Saved data entries
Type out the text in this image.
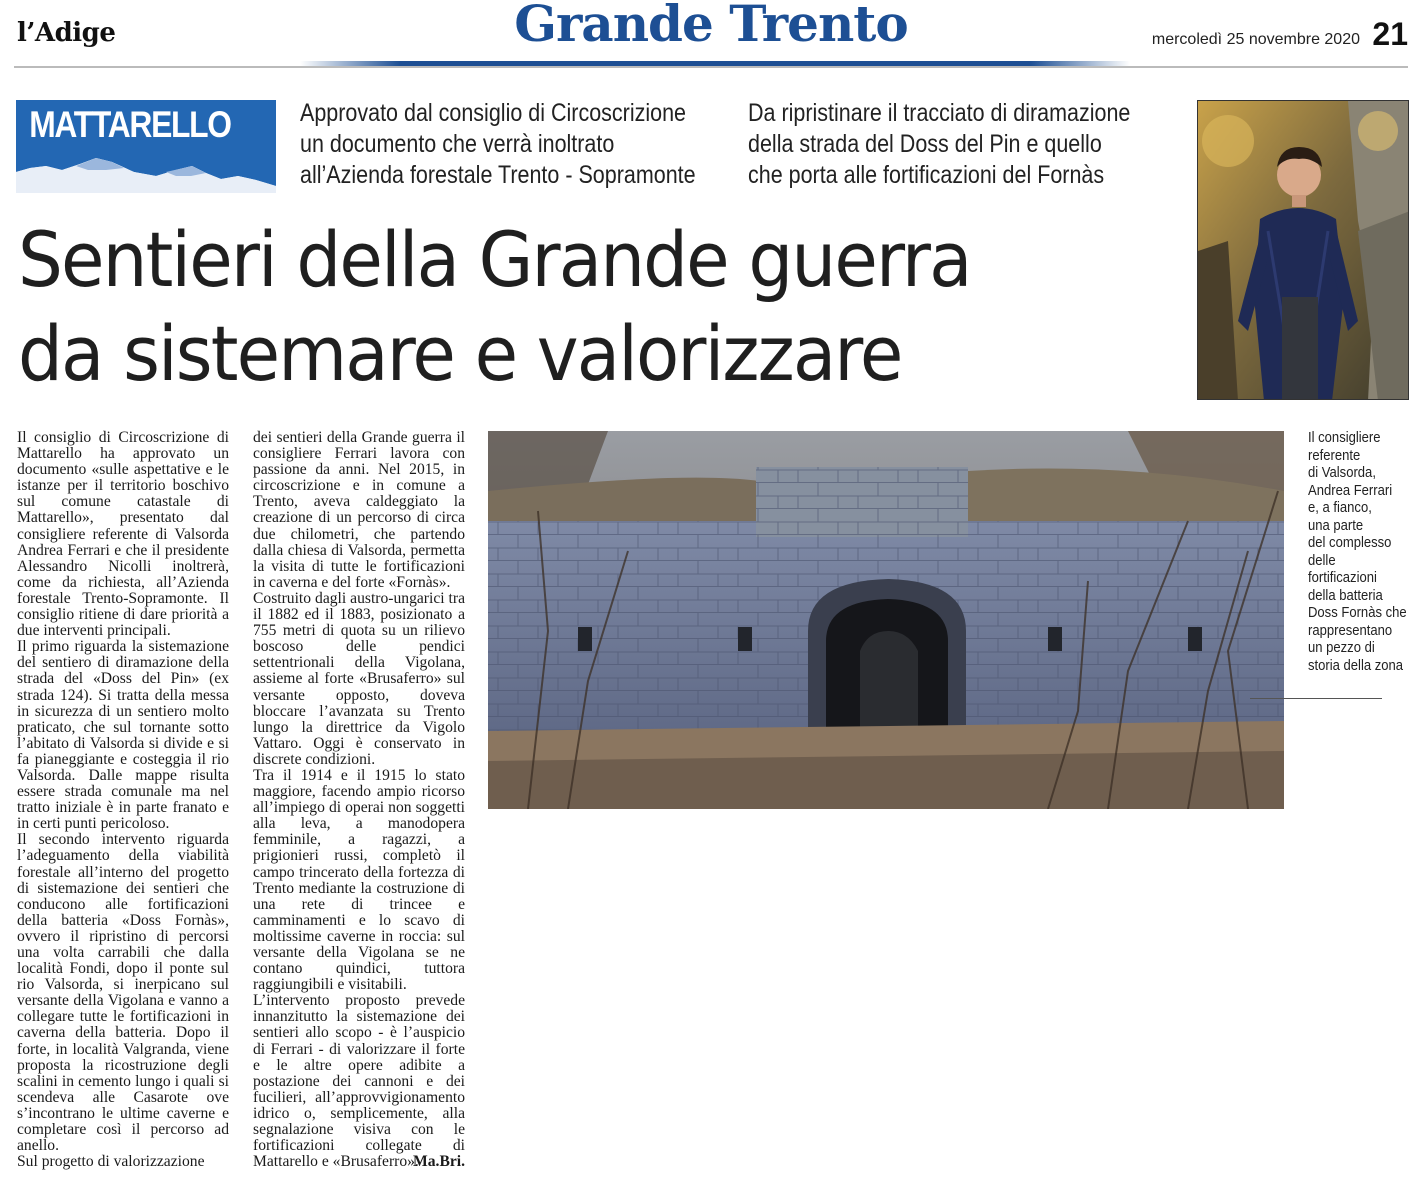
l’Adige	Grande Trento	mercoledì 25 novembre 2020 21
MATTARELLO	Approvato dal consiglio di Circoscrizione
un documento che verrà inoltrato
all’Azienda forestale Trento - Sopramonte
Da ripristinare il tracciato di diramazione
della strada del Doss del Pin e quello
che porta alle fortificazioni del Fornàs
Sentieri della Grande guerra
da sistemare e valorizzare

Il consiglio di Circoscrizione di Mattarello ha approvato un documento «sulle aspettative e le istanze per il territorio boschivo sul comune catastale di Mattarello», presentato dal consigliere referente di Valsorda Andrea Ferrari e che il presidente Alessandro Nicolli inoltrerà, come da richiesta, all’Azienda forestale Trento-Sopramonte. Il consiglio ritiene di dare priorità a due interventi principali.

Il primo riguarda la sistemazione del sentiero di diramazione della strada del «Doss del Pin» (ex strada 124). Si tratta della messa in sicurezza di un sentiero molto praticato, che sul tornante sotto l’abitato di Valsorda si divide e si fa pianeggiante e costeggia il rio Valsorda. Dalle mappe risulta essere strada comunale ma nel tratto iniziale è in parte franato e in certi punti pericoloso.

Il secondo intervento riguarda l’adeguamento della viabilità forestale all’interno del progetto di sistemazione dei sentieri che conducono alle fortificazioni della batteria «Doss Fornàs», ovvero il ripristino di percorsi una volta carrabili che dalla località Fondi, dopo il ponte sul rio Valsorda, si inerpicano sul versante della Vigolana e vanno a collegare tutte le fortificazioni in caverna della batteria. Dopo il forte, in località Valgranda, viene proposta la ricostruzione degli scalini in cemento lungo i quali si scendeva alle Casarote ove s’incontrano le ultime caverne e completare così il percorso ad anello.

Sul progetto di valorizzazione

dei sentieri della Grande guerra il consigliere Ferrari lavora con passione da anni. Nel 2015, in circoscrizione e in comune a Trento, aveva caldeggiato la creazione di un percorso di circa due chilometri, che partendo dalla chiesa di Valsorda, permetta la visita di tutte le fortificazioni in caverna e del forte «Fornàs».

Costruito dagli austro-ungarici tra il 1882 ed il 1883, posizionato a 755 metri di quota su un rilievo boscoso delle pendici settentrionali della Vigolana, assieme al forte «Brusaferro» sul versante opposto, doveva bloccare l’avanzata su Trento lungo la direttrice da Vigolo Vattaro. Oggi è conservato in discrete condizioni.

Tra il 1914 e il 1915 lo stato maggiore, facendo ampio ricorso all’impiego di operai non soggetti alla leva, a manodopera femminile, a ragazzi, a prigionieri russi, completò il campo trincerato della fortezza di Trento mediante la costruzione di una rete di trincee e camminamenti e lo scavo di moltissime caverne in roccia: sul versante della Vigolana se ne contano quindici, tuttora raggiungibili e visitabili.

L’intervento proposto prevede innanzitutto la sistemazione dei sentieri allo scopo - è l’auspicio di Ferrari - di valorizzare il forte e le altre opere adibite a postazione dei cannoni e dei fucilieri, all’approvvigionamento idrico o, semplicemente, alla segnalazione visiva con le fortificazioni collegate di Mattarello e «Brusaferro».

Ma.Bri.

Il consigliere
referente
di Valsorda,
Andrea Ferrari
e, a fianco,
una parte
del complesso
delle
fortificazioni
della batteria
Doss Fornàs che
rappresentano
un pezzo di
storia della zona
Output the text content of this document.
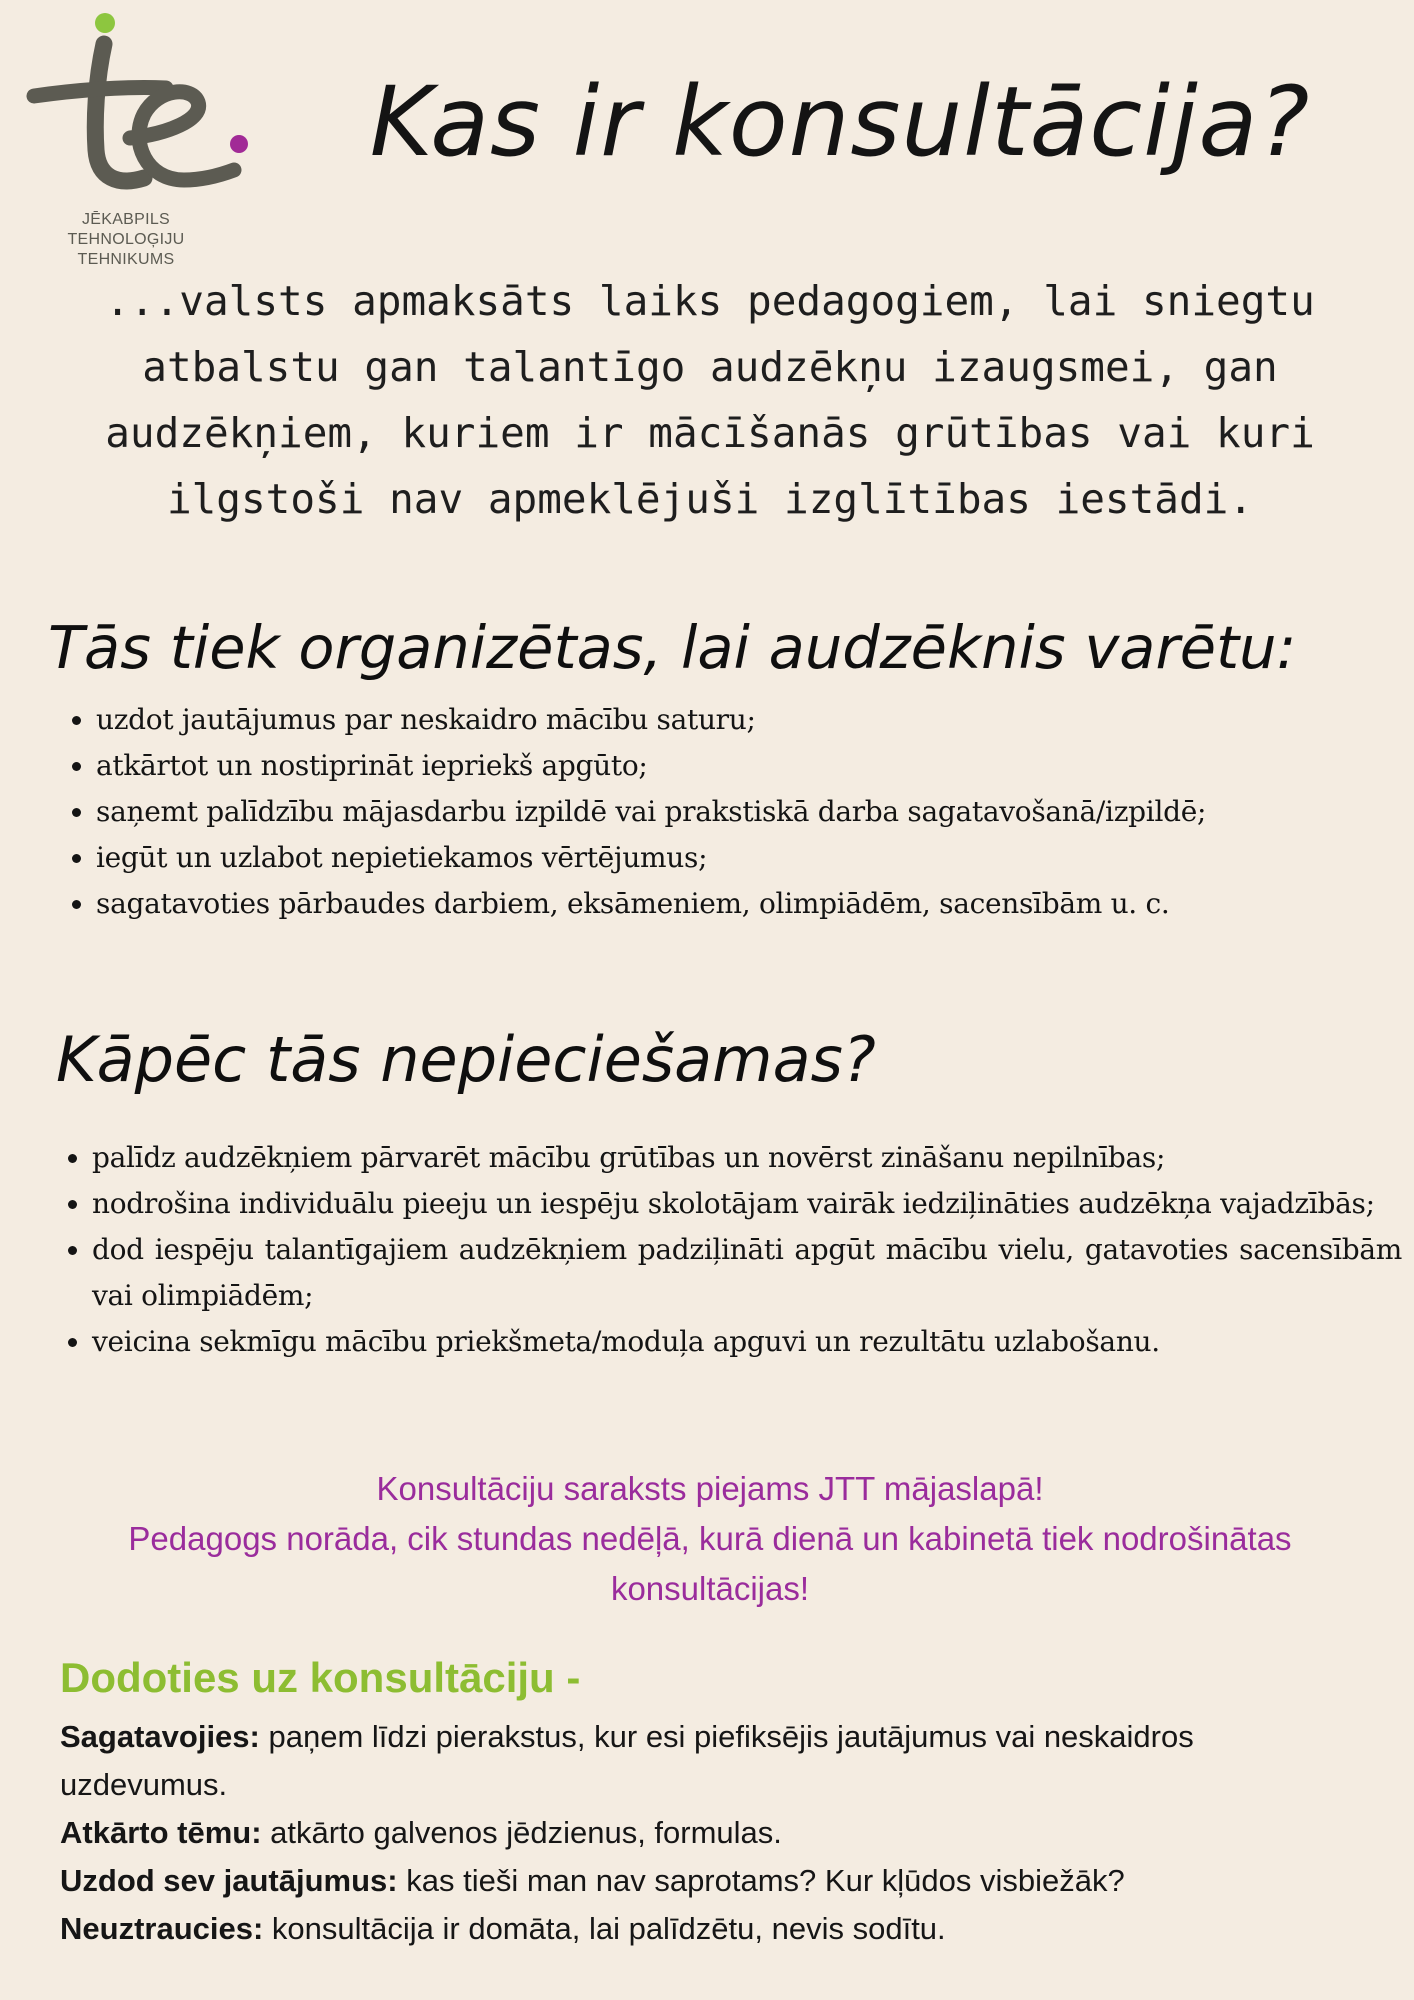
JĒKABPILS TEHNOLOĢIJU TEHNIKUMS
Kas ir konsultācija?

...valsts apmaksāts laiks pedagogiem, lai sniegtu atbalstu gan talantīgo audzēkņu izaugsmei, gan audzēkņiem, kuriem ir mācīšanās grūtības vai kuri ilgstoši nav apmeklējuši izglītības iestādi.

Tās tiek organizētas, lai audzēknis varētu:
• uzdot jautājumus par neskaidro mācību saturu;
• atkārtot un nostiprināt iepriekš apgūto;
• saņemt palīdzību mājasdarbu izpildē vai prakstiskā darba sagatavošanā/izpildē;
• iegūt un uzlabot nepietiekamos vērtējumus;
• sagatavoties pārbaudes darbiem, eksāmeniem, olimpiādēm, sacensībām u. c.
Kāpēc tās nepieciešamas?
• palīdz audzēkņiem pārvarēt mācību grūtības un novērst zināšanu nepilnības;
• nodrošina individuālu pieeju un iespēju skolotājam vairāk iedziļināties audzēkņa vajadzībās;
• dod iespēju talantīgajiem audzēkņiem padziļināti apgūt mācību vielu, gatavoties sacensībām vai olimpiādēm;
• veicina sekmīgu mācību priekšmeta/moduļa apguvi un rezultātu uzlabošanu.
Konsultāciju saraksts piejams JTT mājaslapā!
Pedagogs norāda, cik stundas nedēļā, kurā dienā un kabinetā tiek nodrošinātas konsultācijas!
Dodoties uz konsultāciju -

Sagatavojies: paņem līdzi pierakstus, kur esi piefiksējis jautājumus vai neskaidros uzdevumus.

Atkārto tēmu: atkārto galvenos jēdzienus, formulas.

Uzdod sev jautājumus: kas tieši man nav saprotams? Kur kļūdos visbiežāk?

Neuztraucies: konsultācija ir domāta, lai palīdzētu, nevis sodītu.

What the task asks »
Write the records above out again exactly, with no pictures in your copy.

Answer »
Type out the text in this image.
l’Adige	Grande Trento	mercoledì 25 novembre 2020 21
MATTARELLO	Approvato dal consiglio di Circoscrizione
un documento che verrà inoltrato
all’Azienda forestale Trento - Sopramonte
Da ripristinare il tracciato di diramazione
della strada del Doss del Pin e quello
che porta alle fortificazioni del Fornàs
Sentieri della Grande guerra
da sistemare e valorizzare

Il consiglio di Circoscrizione di Mattarello ha approvato un documento «sulle aspettative e le istanze per il territorio boschivo sul comune catastale di Mattarello», presentato dal consigliere referente di Valsorda Andrea Ferrari e che il presidente Alessandro Nicolli inoltrerà, come da richiesta, all’Azienda forestale Trento-Sopramonte. Il consiglio ritiene di dare priorità a due interventi principali.

Il primo riguarda la sistemazione del sentiero di diramazione della strada del «Doss del Pin» (ex strada 124). Si tratta della messa in sicurezza di un sentiero molto praticato, che sul tornante sotto l’abitato di Valsorda si divide e si fa pianeggiante e costeggia il rio Valsorda. Dalle mappe risulta essere strada comunale ma nel tratto iniziale è in parte franato e in certi punti pericoloso.

Il secondo intervento riguarda l’adeguamento della viabilità forestale all’interno del progetto di sistemazione dei sentieri che conducono alle fortificazioni della batteria «Doss Fornàs», ovvero il ripristino di percorsi una volta carrabili che dalla località Fondi, dopo il ponte sul rio Valsorda, si inerpicano sul versante della Vigolana e vanno a collegare tutte le fortificazioni in caverna della batteria. Dopo il forte, in località Valgranda, viene proposta la ricostruzione degli scalini in cemento lungo i quali si scendeva alle Casarote ove s’incontrano le ultime caverne e completare così il percorso ad anello.

Sul progetto di valorizzazione

dei sentieri della Grande guerra il consigliere Ferrari lavora con passione da anni. Nel 2015, in circoscrizione e in comune a Trento, aveva caldeggiato la creazione di un percorso di circa due chilometri, che partendo dalla chiesa di Valsorda, permetta la visita di tutte le fortificazioni in caverna e del forte «Fornàs».

Costruito dagli austro-ungarici tra il 1882 ed il 1883, posizionato a 755 metri di quota su un rilievo boscoso delle pendici settentrionali della Vigolana, assieme al forte «Brusaferro» sul versante opposto, doveva bloccare l’avanzata su Trento lungo la direttrice da Vigolo Vattaro. Oggi è conservato in discrete condizioni.

Tra il 1914 e il 1915 lo stato maggiore, facendo ampio ricorso all’impiego di operai non soggetti alla leva, a manodopera femminile, a ragazzi, a prigionieri russi, completò il campo trincerato della fortezza di Trento mediante la costruzione di una rete di trincee e camminamenti e lo scavo di moltissime caverne in roccia: sul versante della Vigolana se ne contano quindici, tuttora raggiungibili e visitabili.

L’intervento proposto prevede innanzitutto la sistemazione dei sentieri allo scopo - è l’auspicio di Ferrari - di valorizzare il forte e le altre opere adibite a postazione dei cannoni e dei fucilieri, all’approvvigionamento idrico o, semplicemente, alla segnalazione visiva con le fortificazioni collegate di Mattarello e «Brusaferro».

Ma.Bri.

Il consigliere
referente
di Valsorda,
Andrea Ferrari
e, a fianco,
una parte
del complesso
delle
fortificazioni
della batteria
Doss Fornàs che
rappresentano
un pezzo di
storia della zona
Output the text content of this document.
JĒKABPILS TEHNOLOĢIJU TEHNIKUMS
Kas ir konsultācija?

...valsts apmaksāts laiks pedagogiem, lai sniegtu atbalstu gan talantīgo audzēkņu izaugsmei, gan audzēkņiem, kuriem ir mācīšanās grūtības vai kuri ilgstoši nav apmeklējuši izglītības iestādi.

Tās tiek organizētas, lai audzēknis varētu:
• uzdot jautājumus par neskaidro mācību saturu;
• atkārtot un nostiprināt iepriekš apgūto;
• saņemt palīdzību mājasdarbu izpildē vai prakstiskā darba sagatavošanā/izpildē;
• iegūt un uzlabot nepietiekamos vērtējumus;
• sagatavoties pārbaudes darbiem, eksāmeniem, olimpiādēm, sacensībām u. c.
Kāpēc tās nepieciešamas?
• palīdz audzēkņiem pārvarēt mācību grūtības un novērst zināšanu nepilnības;
• nodrošina individuālu pieeju un iespēju skolotājam vairāk iedziļināties audzēkņa vajadzībās;
• dod iespēju talantīgajiem audzēkņiem padziļināti apgūt mācību vielu, gatavoties sacensībām vai olimpiādēm;
• veicina sekmīgu mācību priekšmeta/moduļa apguvi un rezultātu uzlabošanu.
Konsultāciju saraksts piejams JTT mājaslapā!
Pedagogs norāda, cik stundas nedēļā, kurā dienā un kabinetā tiek nodrošinātas konsultācijas!
Dodoties uz konsultāciju -

Sagatavojies: paņem līdzi pierakstus, kur esi piefiksējis jautājumus vai neskaidros uzdevumus.

Atkārto tēmu: atkārto galvenos jēdzienus, formulas.

Uzdod sev jautājumus: kas tieši man nav saprotams? Kur kļūdos visbiežāk?

Neuztraucies: konsultācija ir domāta, lai palīdzētu, nevis sodītu.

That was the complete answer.